INSTRUCTION: Rewrite the lines of all the items below as a numbered list, leaving out any blank lines. Do not include the pictures in your answer.

GIVEN INFORMATION:
------------
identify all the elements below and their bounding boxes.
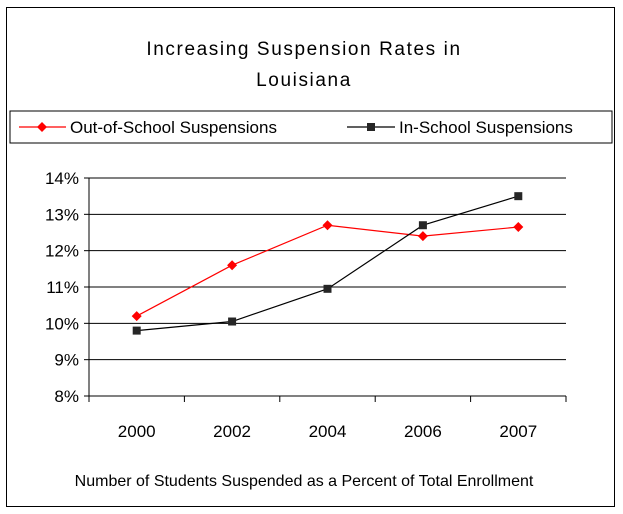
x-tick-label: 2002 xyxy=(213,422,251,441)
legend: Out-of-School Suspensions In-School Susp… xyxy=(9,110,613,144)
data-point-in-school xyxy=(323,284,332,293)
data-point-out-of-school xyxy=(513,222,524,233)
legend-swatch-in-school-marker xyxy=(367,123,375,131)
series-line-out-of-school xyxy=(136,224,519,317)
series-line-in-school xyxy=(136,195,519,332)
legend-box xyxy=(9,110,613,144)
x-tick-label: 2007 xyxy=(499,422,537,441)
y-tick-label: 9% xyxy=(54,351,79,370)
y-tick-label: 8% xyxy=(54,387,79,406)
series-layer xyxy=(131,192,524,335)
data-point-out-of-school xyxy=(131,311,142,322)
data-point-in-school xyxy=(228,317,237,326)
chart-svg: Increasing Suspension Rates in Louisiana… xyxy=(9,39,613,490)
plot-area: 14% 13% 12% 11% 10% 9% 8% 2000 2002 2004 2006 2007 xyxy=(45,169,567,441)
legend-label-out-of-school: Out-of-School Suspensions xyxy=(70,118,277,137)
x-tick-label: 2006 xyxy=(404,422,442,441)
y-axis: 14% 13% 12% 11% 10% 9% 8% xyxy=(45,169,90,406)
legend-swatch-out-of-school-marker xyxy=(37,122,47,132)
x-tick-label: 2004 xyxy=(309,422,347,441)
data-point-in-school xyxy=(418,221,427,230)
y-tick-label: 10% xyxy=(45,314,79,333)
chart-frame: Increasing Suspension Rates in Louisiana… xyxy=(6,7,615,507)
chart-title-line-1: Increasing Suspension Rates in xyxy=(146,39,461,60)
chart-caption: Number of Students Suspended as a Percen… xyxy=(75,473,534,490)
gridlines xyxy=(89,177,566,361)
chart-title-line-2: Louisiana xyxy=(256,70,352,91)
data-point-in-school xyxy=(514,192,523,201)
x-tick-label: 2000 xyxy=(118,422,156,441)
data-point-out-of-school xyxy=(417,231,428,242)
data-point-in-school xyxy=(132,326,141,335)
y-tick-label: 12% xyxy=(45,242,79,261)
y-tick-label: 13% xyxy=(45,205,79,224)
y-tick-label: 11% xyxy=(46,278,79,297)
x-axis: 2000 2002 2004 2006 2007 xyxy=(88,395,567,441)
data-point-out-of-school xyxy=(322,220,333,231)
data-point-out-of-school xyxy=(227,260,238,271)
legend-label-in-school: In-School Suspensions xyxy=(399,118,573,137)
y-tick-label: 14% xyxy=(45,169,79,188)
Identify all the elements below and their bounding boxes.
------------
COMPLETED EXERCISE:
1. identify all the elements below and their bounding boxes.
2. x-tick-label: 2002 xyxy=(213,422,251,441)
3. legend: Out-of-School Suspensions In-School Susp… xyxy=(9,110,613,144)
4. data-point-in-school xyxy=(323,284,332,293)
5. data-point-out-of-school xyxy=(513,222,524,233)
6. legend-swatch-in-school-marker xyxy=(367,123,375,131)
7. series-line-out-of-school xyxy=(136,224,519,317)
8. series-line-in-school xyxy=(136,195,519,332)
9. legend-box xyxy=(9,110,613,144)
10. x-tick-label: 2007 xyxy=(499,422,537,441)
11. y-tick-label: 9% xyxy=(54,351,79,370)
12. y-tick-label: 8% xyxy=(54,387,79,406)
13. series-layer xyxy=(131,192,524,335)
14. data-point-out-of-school xyxy=(131,311,142,322)
15. data-point-in-school xyxy=(228,317,237,326)
16. chart-svg: Increasing Suspension Rates in Louisiana… xyxy=(9,39,613,490)
17. plot-area: 14% 13% 12% 11% 10% 9% 8% 2000 2002 2004 2006 2007 xyxy=(45,169,567,441)
18. legend-label-out-of-school: Out-of-School Suspensions xyxy=(70,118,277,137)
19. x-tick-label: 2006 xyxy=(404,422,442,441)
20. y-axis: 14% 13% 12% 11% 10% 9% 8% xyxy=(45,169,90,406)
21. legend-swatch-out-of-school-marker xyxy=(37,122,47,132)
22. x-tick-label: 2004 xyxy=(309,422,347,441)
23. data-point-in-school xyxy=(418,221,427,230)
24. y-tick-label: 10% xyxy=(45,314,79,333)
25. chart-frame: Increasing Suspension Rates in Louisiana… xyxy=(6,7,615,507)
26. chart-title-line-1: Increasing Suspension Rates in xyxy=(146,39,461,60)
27. chart-caption: Number of Students Suspended as a Percen… xyxy=(75,473,534,490)
28. gridlines xyxy=(89,177,566,361)
29. chart-title-line-2: Louisiana xyxy=(256,70,352,91)
30. data-point-in-school xyxy=(514,192,523,201)
31. x-tick-label: 2000 xyxy=(118,422,156,441)
32. data-point-out-of-school xyxy=(417,231,428,242)
33. data-point-in-school xyxy=(132,326,141,335)
34. y-tick-label: 12% xyxy=(45,242,79,261)
35. y-tick-label: 13% xyxy=(45,205,79,224)
36. y-tick-label: 11% xyxy=(46,278,79,297)
37. x-axis: 2000 2002 2004 2006 2007 xyxy=(88,395,567,441)
38. data-point-out-of-school xyxy=(322,220,333,231)
39. data-point-out-of-school xyxy=(227,260,238,271)
40. legend-label-in-school: In-School Suspensions xyxy=(399,118,573,137)
41. y-tick-label: 14% xyxy=(45,169,79,188)
42. Identify all the elements below and their bounding boxes.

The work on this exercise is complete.